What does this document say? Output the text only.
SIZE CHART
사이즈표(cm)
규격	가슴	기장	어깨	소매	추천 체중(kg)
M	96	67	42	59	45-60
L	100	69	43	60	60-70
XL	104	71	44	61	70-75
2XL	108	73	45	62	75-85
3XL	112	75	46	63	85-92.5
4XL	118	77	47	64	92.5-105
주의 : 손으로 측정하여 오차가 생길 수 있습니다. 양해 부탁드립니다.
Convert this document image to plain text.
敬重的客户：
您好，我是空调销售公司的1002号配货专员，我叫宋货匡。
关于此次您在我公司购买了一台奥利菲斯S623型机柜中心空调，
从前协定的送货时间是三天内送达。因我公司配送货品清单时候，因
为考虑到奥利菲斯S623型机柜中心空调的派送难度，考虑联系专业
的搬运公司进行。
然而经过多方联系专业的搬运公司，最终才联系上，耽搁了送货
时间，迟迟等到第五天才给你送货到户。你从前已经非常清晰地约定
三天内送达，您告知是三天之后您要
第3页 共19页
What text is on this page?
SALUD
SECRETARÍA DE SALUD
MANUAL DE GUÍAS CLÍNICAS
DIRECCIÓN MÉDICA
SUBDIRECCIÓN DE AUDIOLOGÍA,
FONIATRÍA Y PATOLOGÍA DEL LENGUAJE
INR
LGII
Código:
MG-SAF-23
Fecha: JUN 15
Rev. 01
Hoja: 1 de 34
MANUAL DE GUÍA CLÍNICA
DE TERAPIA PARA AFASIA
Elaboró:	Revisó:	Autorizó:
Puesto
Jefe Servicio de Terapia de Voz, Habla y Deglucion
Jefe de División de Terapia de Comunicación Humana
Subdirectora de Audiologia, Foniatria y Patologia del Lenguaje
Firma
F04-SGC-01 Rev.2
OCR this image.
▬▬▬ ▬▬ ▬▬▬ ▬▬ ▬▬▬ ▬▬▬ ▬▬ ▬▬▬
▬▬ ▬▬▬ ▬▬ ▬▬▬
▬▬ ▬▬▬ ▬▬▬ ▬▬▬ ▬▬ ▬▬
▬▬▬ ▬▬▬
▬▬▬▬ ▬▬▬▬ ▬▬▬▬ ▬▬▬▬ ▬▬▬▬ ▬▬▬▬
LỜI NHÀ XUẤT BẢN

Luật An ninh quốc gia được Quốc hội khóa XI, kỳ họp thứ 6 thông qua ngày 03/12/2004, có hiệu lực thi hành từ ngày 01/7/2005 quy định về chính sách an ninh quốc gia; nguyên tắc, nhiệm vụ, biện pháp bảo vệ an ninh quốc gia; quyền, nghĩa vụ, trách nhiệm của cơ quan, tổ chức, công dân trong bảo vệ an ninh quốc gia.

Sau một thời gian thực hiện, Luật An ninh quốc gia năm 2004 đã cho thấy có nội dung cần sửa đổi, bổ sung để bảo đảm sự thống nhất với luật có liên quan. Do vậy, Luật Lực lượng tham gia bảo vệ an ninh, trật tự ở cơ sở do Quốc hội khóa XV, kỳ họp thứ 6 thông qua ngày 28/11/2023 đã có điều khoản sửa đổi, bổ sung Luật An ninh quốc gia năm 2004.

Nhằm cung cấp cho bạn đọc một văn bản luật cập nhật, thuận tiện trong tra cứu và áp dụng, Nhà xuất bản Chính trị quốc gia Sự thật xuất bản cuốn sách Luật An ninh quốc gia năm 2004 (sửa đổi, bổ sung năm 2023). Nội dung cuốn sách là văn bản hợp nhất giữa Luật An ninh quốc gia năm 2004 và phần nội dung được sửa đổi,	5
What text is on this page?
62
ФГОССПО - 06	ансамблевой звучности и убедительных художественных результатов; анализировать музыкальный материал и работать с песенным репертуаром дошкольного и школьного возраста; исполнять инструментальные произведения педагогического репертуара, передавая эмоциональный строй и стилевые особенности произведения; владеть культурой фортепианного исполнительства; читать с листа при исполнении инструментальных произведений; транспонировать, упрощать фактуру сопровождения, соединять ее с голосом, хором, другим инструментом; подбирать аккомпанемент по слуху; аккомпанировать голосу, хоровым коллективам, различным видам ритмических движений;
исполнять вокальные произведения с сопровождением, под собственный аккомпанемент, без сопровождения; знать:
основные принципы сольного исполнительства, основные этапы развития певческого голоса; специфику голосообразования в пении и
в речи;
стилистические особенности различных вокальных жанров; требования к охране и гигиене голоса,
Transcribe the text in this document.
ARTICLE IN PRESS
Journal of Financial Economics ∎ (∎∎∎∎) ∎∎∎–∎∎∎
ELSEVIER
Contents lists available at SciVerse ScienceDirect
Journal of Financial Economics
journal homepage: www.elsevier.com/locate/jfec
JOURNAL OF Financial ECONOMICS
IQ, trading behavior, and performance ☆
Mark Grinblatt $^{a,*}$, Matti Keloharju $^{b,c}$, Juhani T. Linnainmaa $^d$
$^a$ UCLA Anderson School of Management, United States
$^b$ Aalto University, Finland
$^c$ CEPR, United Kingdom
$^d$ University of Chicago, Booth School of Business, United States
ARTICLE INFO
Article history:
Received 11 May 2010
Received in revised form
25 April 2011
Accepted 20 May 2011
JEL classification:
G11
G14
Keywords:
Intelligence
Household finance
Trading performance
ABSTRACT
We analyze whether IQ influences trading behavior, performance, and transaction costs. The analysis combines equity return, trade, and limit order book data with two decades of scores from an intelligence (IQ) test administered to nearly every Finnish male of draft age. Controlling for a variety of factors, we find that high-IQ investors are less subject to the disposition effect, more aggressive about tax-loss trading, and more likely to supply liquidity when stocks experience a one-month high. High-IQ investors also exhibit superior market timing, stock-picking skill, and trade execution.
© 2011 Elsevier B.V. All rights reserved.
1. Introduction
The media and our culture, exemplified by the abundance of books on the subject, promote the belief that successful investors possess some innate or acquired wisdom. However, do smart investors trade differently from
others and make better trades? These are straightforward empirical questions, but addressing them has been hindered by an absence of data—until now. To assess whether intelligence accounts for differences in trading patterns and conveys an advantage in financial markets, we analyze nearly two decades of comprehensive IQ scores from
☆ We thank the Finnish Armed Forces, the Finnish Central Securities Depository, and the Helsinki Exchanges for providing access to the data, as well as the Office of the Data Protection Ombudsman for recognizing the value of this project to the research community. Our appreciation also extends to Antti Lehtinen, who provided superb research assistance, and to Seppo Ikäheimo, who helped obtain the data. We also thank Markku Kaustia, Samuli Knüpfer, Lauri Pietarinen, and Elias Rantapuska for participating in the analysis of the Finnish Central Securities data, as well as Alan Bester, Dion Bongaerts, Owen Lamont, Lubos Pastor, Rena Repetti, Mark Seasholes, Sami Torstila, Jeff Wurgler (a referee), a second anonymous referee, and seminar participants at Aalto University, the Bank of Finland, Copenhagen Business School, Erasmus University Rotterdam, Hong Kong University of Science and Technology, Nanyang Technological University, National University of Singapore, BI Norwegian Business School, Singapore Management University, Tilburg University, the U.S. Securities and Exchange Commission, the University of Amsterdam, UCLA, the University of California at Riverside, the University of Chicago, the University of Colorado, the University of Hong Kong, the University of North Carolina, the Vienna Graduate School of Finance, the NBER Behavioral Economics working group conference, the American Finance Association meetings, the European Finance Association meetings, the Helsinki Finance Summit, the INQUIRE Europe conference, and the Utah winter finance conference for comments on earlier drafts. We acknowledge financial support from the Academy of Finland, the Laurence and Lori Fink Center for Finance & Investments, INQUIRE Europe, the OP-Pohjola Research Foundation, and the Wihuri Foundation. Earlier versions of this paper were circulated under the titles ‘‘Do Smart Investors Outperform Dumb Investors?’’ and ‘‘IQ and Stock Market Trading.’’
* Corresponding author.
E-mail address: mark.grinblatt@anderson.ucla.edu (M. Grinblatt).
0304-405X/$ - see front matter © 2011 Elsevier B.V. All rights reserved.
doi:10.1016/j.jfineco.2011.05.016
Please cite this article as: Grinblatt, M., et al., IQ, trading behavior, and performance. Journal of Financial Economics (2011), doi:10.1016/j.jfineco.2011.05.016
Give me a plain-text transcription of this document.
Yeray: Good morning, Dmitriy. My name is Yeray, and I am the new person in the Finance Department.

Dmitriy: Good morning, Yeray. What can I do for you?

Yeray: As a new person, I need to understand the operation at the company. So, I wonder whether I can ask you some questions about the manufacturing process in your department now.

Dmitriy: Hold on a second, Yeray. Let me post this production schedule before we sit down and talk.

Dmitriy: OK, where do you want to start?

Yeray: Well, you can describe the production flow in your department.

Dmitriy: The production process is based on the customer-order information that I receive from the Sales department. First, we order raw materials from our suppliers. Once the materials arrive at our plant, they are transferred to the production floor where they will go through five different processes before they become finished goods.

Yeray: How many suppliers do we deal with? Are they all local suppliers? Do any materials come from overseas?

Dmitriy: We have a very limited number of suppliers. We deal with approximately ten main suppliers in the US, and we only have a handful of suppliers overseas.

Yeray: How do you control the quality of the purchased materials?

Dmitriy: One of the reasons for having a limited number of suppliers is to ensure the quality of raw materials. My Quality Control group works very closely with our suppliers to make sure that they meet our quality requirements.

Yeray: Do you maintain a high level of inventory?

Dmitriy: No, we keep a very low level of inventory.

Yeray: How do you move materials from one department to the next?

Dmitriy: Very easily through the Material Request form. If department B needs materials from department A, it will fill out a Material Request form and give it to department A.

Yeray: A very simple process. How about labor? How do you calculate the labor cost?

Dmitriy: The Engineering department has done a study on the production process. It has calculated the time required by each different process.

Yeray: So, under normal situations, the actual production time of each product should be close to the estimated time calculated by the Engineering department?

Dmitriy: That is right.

.....

__Given task__:
What is the number of lines in these records that contain "morning"? Reply with the number only.

__Task solution__:
2